- [Work to do]
From the listing below, report every line that contains the string "请输入验证码". Treat uppercase and lowercase as different.

start

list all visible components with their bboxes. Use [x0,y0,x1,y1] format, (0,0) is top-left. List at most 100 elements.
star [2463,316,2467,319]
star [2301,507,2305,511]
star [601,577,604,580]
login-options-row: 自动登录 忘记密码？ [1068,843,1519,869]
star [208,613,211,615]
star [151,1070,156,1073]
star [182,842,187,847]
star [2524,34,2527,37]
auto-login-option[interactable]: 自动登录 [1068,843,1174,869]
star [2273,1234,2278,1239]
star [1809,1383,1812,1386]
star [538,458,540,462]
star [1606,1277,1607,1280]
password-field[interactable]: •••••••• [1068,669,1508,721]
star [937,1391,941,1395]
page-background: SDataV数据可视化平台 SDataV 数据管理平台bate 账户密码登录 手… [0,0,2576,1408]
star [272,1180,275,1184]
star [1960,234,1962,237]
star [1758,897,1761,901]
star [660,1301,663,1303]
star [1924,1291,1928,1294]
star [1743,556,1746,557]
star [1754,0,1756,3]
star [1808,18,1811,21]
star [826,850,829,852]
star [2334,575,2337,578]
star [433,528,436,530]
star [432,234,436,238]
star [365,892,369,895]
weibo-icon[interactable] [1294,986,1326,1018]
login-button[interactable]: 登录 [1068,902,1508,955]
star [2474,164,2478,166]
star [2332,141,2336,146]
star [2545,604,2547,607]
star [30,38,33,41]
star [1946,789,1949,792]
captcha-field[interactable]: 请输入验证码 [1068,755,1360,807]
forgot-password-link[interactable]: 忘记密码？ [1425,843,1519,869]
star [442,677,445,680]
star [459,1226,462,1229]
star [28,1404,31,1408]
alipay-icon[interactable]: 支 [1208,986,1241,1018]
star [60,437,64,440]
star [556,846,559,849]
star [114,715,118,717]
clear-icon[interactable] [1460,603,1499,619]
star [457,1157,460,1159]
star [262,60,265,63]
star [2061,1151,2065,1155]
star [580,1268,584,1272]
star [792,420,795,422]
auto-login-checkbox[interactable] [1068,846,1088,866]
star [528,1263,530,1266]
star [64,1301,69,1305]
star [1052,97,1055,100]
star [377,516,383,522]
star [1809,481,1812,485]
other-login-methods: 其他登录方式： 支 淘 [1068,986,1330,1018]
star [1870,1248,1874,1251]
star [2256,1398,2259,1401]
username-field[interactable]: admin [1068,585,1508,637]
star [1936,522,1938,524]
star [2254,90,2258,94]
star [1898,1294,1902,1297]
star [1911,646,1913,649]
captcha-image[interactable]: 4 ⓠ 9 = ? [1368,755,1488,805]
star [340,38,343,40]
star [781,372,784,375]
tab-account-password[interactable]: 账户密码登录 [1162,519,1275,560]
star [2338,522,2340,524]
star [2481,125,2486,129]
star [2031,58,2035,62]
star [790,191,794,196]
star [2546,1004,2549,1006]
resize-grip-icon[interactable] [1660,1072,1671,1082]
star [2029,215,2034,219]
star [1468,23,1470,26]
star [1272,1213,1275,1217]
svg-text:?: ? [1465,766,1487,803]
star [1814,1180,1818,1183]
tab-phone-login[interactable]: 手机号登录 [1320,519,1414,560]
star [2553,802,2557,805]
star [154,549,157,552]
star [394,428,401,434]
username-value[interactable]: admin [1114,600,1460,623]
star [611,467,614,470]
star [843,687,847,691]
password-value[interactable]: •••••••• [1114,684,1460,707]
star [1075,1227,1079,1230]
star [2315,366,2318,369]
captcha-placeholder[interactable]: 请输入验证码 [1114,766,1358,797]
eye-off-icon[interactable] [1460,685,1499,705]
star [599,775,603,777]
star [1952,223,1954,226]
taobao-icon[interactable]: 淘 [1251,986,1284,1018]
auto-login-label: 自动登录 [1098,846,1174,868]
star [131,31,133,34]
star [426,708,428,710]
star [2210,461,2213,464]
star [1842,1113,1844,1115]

end

- [Solution below]
captcha-field[interactable]: 请输入验证码 [1068,755,1360,807]
captcha-placeholder[interactable]: 请输入验证码 [1114,766,1358,797]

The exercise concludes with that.